PROBLEM TO SOLVE —
Find all lines in the listing that include the word "Three", then copy them.

------------------------------

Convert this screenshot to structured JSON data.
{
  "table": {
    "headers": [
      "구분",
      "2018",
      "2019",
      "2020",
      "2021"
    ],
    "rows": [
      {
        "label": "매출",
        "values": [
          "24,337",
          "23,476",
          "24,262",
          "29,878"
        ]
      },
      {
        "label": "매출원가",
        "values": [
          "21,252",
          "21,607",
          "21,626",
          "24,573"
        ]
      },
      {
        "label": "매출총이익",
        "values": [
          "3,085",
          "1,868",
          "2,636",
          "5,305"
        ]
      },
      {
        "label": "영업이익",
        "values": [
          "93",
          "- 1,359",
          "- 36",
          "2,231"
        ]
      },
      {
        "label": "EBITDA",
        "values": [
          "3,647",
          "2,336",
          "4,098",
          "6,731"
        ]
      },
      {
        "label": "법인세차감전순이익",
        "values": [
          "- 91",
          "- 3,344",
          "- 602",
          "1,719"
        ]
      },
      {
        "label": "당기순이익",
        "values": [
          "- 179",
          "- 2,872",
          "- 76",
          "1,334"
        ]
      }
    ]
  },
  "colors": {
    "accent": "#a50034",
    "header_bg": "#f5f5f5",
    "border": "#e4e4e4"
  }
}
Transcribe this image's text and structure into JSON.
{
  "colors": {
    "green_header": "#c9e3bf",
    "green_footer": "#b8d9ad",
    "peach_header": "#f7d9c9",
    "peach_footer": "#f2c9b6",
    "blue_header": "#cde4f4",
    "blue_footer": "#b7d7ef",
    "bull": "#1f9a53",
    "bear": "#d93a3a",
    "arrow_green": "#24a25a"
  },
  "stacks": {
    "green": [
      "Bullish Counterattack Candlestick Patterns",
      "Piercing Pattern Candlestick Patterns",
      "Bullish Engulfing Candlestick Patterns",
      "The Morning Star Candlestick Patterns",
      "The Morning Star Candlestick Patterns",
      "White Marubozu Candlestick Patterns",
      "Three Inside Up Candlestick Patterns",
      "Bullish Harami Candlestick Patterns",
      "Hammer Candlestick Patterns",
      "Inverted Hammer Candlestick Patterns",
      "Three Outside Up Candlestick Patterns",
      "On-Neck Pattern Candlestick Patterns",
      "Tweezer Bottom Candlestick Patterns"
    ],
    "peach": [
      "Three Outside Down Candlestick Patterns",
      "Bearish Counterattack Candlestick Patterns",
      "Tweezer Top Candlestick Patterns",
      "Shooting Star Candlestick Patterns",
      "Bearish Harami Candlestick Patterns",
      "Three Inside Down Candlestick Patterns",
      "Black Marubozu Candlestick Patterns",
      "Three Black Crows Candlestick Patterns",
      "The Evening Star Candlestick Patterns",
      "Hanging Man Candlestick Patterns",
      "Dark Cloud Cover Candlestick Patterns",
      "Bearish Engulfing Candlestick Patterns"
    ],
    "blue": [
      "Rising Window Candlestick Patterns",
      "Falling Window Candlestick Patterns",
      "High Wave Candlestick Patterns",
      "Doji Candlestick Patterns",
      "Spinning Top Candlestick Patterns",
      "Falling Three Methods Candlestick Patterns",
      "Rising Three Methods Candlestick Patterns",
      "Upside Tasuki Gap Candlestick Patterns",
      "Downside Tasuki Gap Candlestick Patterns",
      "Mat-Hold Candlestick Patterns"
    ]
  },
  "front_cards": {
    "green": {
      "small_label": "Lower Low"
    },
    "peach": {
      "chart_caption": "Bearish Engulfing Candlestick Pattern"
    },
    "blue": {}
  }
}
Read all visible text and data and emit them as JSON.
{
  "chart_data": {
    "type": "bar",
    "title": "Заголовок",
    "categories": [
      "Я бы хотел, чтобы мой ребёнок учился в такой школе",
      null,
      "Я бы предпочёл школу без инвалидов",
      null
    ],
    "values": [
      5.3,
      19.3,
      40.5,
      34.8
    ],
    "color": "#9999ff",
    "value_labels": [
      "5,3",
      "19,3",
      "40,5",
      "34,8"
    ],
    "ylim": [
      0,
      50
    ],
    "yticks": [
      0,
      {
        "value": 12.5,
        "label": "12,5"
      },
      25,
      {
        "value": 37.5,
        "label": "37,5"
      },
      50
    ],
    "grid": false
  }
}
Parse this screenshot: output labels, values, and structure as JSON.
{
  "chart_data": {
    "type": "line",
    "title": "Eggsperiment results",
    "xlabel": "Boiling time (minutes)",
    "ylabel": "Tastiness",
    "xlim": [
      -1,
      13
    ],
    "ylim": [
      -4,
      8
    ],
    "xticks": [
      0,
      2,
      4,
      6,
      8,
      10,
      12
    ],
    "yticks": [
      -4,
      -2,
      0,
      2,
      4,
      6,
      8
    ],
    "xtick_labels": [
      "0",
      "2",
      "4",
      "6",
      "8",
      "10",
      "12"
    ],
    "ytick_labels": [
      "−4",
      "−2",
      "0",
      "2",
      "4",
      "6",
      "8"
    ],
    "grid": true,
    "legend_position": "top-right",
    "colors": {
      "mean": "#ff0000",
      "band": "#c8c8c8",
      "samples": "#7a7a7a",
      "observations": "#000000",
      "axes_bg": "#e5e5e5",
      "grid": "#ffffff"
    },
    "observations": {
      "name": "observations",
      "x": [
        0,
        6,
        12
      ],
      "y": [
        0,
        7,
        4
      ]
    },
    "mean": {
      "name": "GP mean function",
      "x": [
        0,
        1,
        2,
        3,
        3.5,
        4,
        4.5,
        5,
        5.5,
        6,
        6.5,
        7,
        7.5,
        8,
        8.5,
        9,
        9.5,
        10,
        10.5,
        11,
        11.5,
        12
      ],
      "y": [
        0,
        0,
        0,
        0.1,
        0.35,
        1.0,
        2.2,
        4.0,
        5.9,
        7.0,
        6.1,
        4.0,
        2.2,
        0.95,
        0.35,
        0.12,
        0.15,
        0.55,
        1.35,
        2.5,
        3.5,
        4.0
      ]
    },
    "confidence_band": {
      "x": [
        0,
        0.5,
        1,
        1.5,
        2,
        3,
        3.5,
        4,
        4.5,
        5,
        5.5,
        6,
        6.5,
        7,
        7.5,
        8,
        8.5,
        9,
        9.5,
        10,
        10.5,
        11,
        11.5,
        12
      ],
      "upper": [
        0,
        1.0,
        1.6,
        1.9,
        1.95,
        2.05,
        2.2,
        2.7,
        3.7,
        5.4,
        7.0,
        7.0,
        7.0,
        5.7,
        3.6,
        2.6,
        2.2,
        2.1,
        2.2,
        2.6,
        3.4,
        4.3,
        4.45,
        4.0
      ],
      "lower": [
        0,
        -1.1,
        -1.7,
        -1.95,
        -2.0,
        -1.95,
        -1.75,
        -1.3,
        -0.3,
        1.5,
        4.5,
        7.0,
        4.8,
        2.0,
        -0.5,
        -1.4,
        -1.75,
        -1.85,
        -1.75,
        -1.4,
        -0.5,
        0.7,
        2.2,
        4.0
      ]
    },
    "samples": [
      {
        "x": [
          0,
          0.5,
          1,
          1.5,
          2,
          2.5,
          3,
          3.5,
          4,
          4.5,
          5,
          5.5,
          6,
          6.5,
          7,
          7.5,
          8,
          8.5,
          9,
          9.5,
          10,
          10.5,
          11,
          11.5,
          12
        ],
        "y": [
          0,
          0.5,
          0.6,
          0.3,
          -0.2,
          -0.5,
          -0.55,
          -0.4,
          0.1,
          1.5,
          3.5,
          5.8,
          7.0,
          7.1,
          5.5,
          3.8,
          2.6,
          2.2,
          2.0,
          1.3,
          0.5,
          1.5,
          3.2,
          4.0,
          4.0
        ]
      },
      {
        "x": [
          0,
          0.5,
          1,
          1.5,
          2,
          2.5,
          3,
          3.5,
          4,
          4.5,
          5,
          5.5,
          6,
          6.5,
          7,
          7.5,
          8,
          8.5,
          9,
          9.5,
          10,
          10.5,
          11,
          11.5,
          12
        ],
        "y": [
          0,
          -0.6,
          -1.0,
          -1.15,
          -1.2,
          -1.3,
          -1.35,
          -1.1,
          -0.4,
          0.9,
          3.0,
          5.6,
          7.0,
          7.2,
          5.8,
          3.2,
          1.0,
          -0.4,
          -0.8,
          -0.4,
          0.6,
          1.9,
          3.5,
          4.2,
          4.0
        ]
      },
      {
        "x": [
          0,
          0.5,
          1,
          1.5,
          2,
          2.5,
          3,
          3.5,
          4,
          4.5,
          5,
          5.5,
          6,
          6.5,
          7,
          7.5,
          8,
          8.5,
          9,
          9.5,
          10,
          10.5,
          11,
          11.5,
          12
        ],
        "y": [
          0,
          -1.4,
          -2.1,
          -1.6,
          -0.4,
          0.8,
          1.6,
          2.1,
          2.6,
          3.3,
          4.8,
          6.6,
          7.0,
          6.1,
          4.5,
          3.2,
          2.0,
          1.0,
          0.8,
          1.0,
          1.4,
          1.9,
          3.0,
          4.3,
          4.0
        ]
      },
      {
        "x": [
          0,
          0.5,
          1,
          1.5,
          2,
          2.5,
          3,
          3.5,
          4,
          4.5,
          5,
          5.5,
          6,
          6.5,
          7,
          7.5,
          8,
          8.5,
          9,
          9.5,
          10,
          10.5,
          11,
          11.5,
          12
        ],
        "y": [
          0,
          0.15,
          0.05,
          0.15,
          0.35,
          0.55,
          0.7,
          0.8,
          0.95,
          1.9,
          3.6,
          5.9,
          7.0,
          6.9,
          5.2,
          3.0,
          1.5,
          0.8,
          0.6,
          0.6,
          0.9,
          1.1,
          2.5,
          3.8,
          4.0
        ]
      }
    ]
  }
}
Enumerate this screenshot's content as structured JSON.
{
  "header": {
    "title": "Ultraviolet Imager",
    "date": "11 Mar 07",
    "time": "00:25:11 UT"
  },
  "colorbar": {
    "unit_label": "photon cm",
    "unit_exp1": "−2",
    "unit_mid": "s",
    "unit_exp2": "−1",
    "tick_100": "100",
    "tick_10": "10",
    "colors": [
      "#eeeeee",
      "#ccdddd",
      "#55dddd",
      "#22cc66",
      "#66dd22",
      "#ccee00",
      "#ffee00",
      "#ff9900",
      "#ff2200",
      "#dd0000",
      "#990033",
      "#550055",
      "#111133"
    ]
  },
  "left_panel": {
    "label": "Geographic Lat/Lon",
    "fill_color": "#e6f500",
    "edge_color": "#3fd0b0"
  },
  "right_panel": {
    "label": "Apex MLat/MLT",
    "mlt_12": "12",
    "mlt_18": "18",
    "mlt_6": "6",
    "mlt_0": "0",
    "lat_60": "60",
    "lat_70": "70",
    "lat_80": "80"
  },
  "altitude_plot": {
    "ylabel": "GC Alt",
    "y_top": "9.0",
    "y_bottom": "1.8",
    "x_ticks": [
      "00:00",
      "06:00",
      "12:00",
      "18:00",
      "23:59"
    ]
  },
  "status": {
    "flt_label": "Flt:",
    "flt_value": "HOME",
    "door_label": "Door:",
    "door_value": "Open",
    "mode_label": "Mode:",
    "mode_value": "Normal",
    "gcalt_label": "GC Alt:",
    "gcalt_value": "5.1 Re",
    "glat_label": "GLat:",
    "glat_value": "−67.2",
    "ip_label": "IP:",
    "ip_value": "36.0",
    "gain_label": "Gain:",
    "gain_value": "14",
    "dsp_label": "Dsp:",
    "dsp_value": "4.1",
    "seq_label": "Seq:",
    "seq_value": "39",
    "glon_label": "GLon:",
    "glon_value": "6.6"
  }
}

------------------------------

ANSWER BELOW —
      "Three Inside Up Candlestick Patterns",
      "Three Outside Up Candlestick Patterns",
      "Three Outside Down Candlestick Patterns",
      "Three Inside Down Candlestick Patterns",
      "Three Black Crows Candlestick Patterns",
      "Falling Three Methods Candlestick Patterns",
      "Rising Three Methods Candlestick Patterns",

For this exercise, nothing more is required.